Data entries:
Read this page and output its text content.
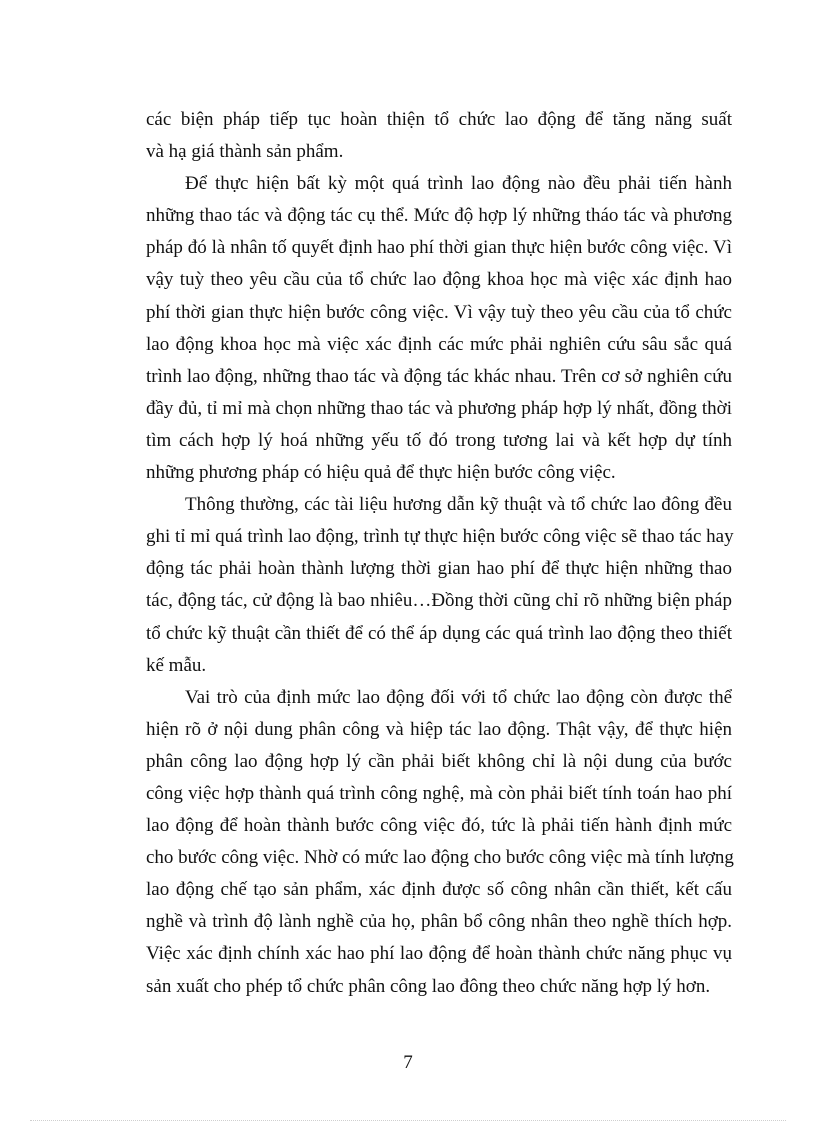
các biện pháp tiếp tục hoàn thiện tổ chức lao động để tăng năng suất
và hạ giá thành sản phẩm.
Để thực hiện bất kỳ một quá trình lao động nào đều phải tiến hành
những thao tác và động tác cụ thể. Mức độ hợp lý những tháo tác và phương
pháp đó là nhân tố quyết định hao phí thời gian thực hiện bước công việc. Vì
vậy tuỳ theo yêu cầu của tổ chức lao động khoa học mà việc xác định hao
phí thời gian thực hiện bước công việc. Vì vậy tuỳ theo yêu cầu của tổ chức
lao động khoa học mà việc xác định các mức phải nghiên cứu sâu sắc quá
trình lao động, những thao tác và động tác khác nhau. Trên cơ sở nghiên cứu
đầy đủ, tỉ mỉ mà chọn những thao tác và phương pháp hợp lý nhất, đồng thời
tìm cách hợp lý hoá những yếu tố đó trong tương lai và kết hợp dự tính
những phương pháp có hiệu quả để thực hiện bước công việc.
Thông thường, các tài liệu hương dẫn kỹ thuật và tổ chức lao đông đều
ghi tỉ mỉ quá trình lao động, trình tự thực hiện bước công việc sẽ thao tác hay
động tác phải hoàn thành lượng thời gian hao phí để thực hiện những thao
tác, động tác, cử động là bao nhiêu…Đồng thời cũng chỉ rõ những biện pháp
tổ chức kỹ thuật cần thiết để có thể áp dụng các quá trình lao động theo thiết
kế mẫu.
Vai trò của định mức lao động đối với tổ chức lao động còn được thể
hiện rõ ở nội dung phân công và hiệp tác lao động. Thật vậy, để thực hiện
phân công lao động hợp lý cần phải biết không chỉ là nội dung của bước
công việc hợp thành quá trình công nghệ, mà còn phải biết tính toán hao phí
lao động để hoàn thành bước công việc đó, tức là phải tiến hành định mức
cho bước công việc. Nhờ có mức lao động cho bước công việc mà tính lượng
lao động chế tạo sản phẩm, xác định được số công nhân cần thiết, kết cấu
nghề và trình độ lành nghề của họ, phân bổ công nhân theo nghề thích hợp.
Việc xác định chính xác hao phí lao động để hoàn thành chức năng phục vụ
sản xuất cho phép tổ chức phân công lao đông theo chức năng hợp lý hơn.
7
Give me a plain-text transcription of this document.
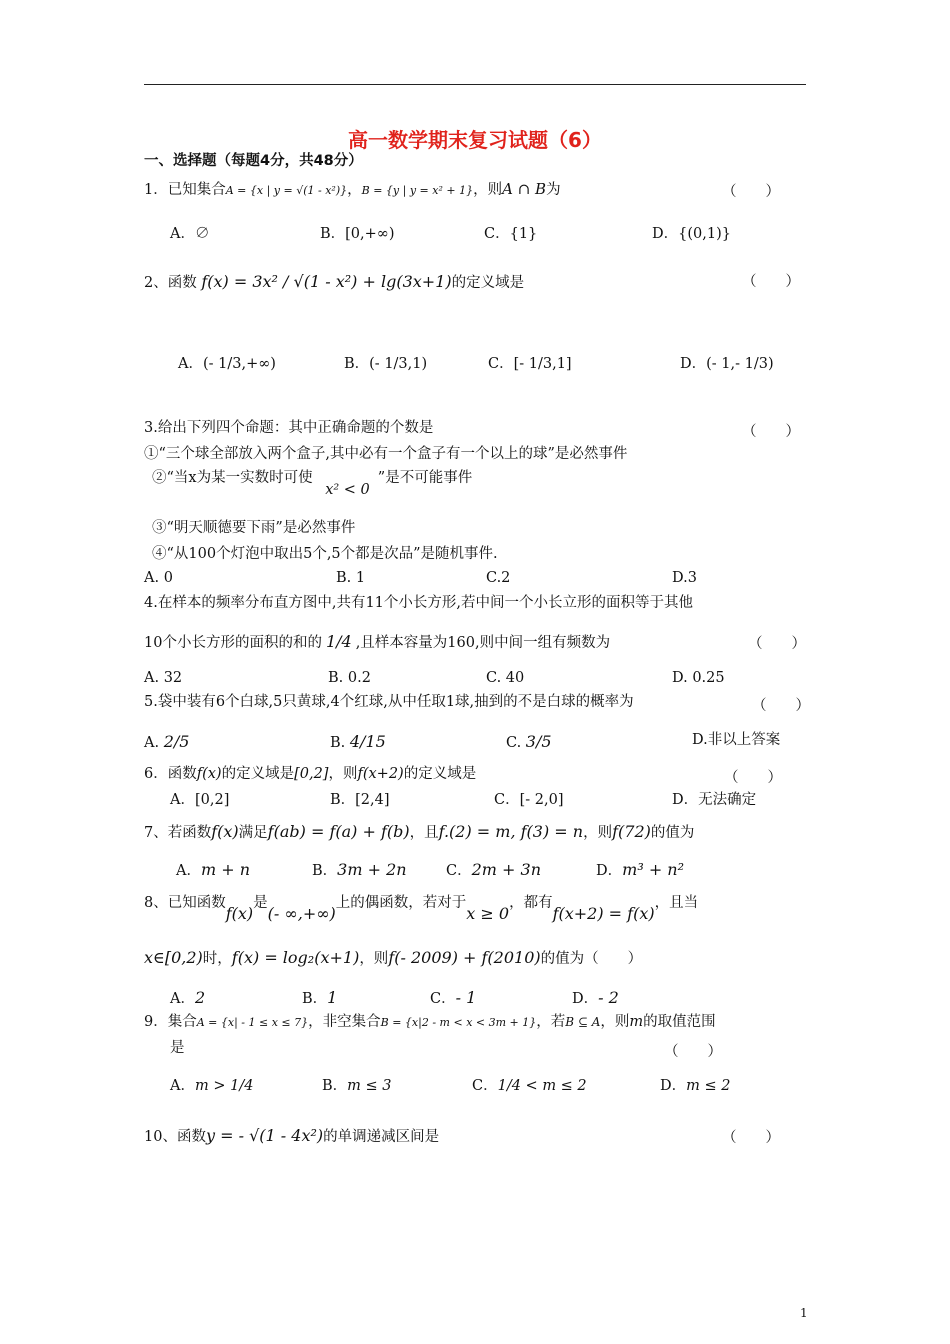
高一数学期末复习试题（6）
一、选择题（每题4分，共48分）
1．已知集合A = {x | y = √(1 - x²)}，B = {y | y = x² + 1}，则A ∩ B为	（　　）
A．∅	B．[0,+∞)	C．{1}	D．{(0,1)}
2、函数 f(x) = 3x² / √(1 - x²) + lg(3x+1)的定义域是	（　　）
A．(- 1/3,+∞)	B．(- 1/3,1)	C．[- 1/3,1]	D．(- 1,- 1/3)
3.给出下列四个命题：其中正确命题的个数是	（　　）
①“三个球全部放入两个盒子,其中必有一个盒子有一个以上的球”是必然事件
②“当x为某一实数时可使 x² < 0”是不可能事件
③“明天顺德要下雨”是必然事件
④“从100个灯泡中取出5个,5个都是次品”是随机事件.
A. 0	B. 1	C.2	D.3
4.在样本的频率分布直方图中,共有11个小长方形,若中间一个小长立形的面积等于其他
10个小长方形的面积的和的 1/4 ,且样本容量为160,则中间一组有频数为	（　　）
A. 32	B. 0.2	C. 40	D. 0.25
5.袋中装有6个白球,5只黄球,4个红球,从中任取1球,抽到的不是白球的概率为	（　　）
A. 2/5	B. 4/15	C. 3/5	D.非以上答案
6．函数f(x)的定义域是[0,2]，则f(x+2)的定义域是	（　　）
A．[0,2]	B．[2,4]	C．[- 2,0]	D．无法确定
7、若函数f(x)满足f(ab) = f(a) + f(b)，且f.(2) = m, f(3) = n，则f(72)的值为
A．m + n	B．3m + 2n	C．2m + 3n	D．m³ + n²
8、已知函数f(x)是(- ∞,+∞)上的偶函数，若对于x ≥ 0，都有f(x+2) = f(x)，且当
x∈[0,2)时，f(x) = log₂(x+1)，则f(- 2009) + f(2010)的值为（　　）
A．2	B．1	C．- 1	D．- 2
9．集合A = {x| - 1 ≤ x ≤ 7}，非空集合B = {x|2 - m < x < 3m + 1}，若B ⊆ A，则m的取值范围
是	（　　）
A．m > 1/4	B．m ≤ 3	C．1/4 < m ≤ 2	D．m ≤ 2
10、函数y = - √(1 - 4x²)的单调递减区间是	（　　）
1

* _TASK DESCRIPTION_: Reproduce each record above by retyping it exactly; omit all images.

* _REPLY_:
Read this page and output its text content.
các biện pháp tiếp tục hoàn thiện tổ chức lao động để tăng năng suất
và hạ giá thành sản phẩm.
Để thực hiện bất kỳ một quá trình lao động nào đều phải tiến hành
những thao tác và động tác cụ thể. Mức độ hợp lý những tháo tác và phương
pháp đó là nhân tố quyết định hao phí thời gian thực hiện bước công việc. Vì
vậy tuỳ theo yêu cầu của tổ chức lao động khoa học mà việc xác định hao
phí thời gian thực hiện bước công việc. Vì vậy tuỳ theo yêu cầu của tổ chức
lao động khoa học mà việc xác định các mức phải nghiên cứu sâu sắc quá
trình lao động, những thao tác và động tác khác nhau. Trên cơ sở nghiên cứu
đầy đủ, tỉ mỉ mà chọn những thao tác và phương pháp hợp lý nhất, đồng thời
tìm cách hợp lý hoá những yếu tố đó trong tương lai và kết hợp dự tính
những phương pháp có hiệu quả để thực hiện bước công việc.
Thông thường, các tài liệu hương dẫn kỹ thuật và tổ chức lao đông đều
ghi tỉ mỉ quá trình lao động, trình tự thực hiện bước công việc sẽ thao tác hay
động tác phải hoàn thành lượng thời gian hao phí để thực hiện những thao
tác, động tác, cử động là bao nhiêu…Đồng thời cũng chỉ rõ những biện pháp
tổ chức kỹ thuật cần thiết để có thể áp dụng các quá trình lao động theo thiết
kế mẫu.
Vai trò của định mức lao động đối với tổ chức lao động còn được thể
hiện rõ ở nội dung phân công và hiệp tác lao động. Thật vậy, để thực hiện
phân công lao động hợp lý cần phải biết không chỉ là nội dung của bước
công việc hợp thành quá trình công nghệ, mà còn phải biết tính toán hao phí
lao động để hoàn thành bước công việc đó, tức là phải tiến hành định mức
cho bước công việc. Nhờ có mức lao động cho bước công việc mà tính lượng
lao động chế tạo sản phẩm, xác định được số công nhân cần thiết, kết cấu
nghề và trình độ lành nghề của họ, phân bổ công nhân theo nghề thích hợp.
Việc xác định chính xác hao phí lao động để hoàn thành chức năng phục vụ
sản xuất cho phép tổ chức phân công lao đông theo chức năng hợp lý hơn.
7
Give me a plain-text transcription of this document.
高一数学期末复习试题（6）
一、选择题（每题4分，共48分）
1．已知集合A = {x | y = √(1 - x²)}，B = {y | y = x² + 1}，则A ∩ B为	（　　）
A．∅	B．[0,+∞)	C．{1}	D．{(0,1)}
2、函数 f(x) = 3x² / √(1 - x²) + lg(3x+1)的定义域是	（　　）
A．(- 1/3,+∞)	B．(- 1/3,1)	C．[- 1/3,1]	D．(- 1,- 1/3)
3.给出下列四个命题：其中正确命题的个数是	（　　）
①“三个球全部放入两个盒子,其中必有一个盒子有一个以上的球”是必然事件
②“当x为某一实数时可使 x² < 0”是不可能事件
③“明天顺德要下雨”是必然事件
④“从100个灯泡中取出5个,5个都是次品”是随机事件.
A. 0	B. 1	C.2	D.3
4.在样本的频率分布直方图中,共有11个小长方形,若中间一个小长立形的面积等于其他
10个小长方形的面积的和的 1/4 ,且样本容量为160,则中间一组有频数为	（　　）
A. 32	B. 0.2	C. 40	D. 0.25
5.袋中装有6个白球,5只黄球,4个红球,从中任取1球,抽到的不是白球的概率为	（　　）
A. 2/5	B. 4/15	C. 3/5	D.非以上答案
6．函数f(x)的定义域是[0,2]，则f(x+2)的定义域是	（　　）
A．[0,2]	B．[2,4]	C．[- 2,0]	D．无法确定
7、若函数f(x)满足f(ab) = f(a) + f(b)，且f.(2) = m, f(3) = n，则f(72)的值为
A．m + n	B．3m + 2n	C．2m + 3n	D．m³ + n²
8、已知函数f(x)是(- ∞,+∞)上的偶函数，若对于x ≥ 0，都有f(x+2) = f(x)，且当
x∈[0,2)时，f(x) = log₂(x+1)，则f(- 2009) + f(2010)的值为（　　）
A．2	B．1	C．- 1	D．- 2
9．集合A = {x| - 1 ≤ x ≤ 7}，非空集合B = {x|2 - m < x < 3m + 1}，若B ⊆ A，则m的取值范围
是	（　　）
A．m > 1/4	B．m ≤ 3	C．1/4 < m ≤ 2	D．m ≤ 2
10、函数y = - √(1 - 4x²)的单调递减区间是	（　　）
1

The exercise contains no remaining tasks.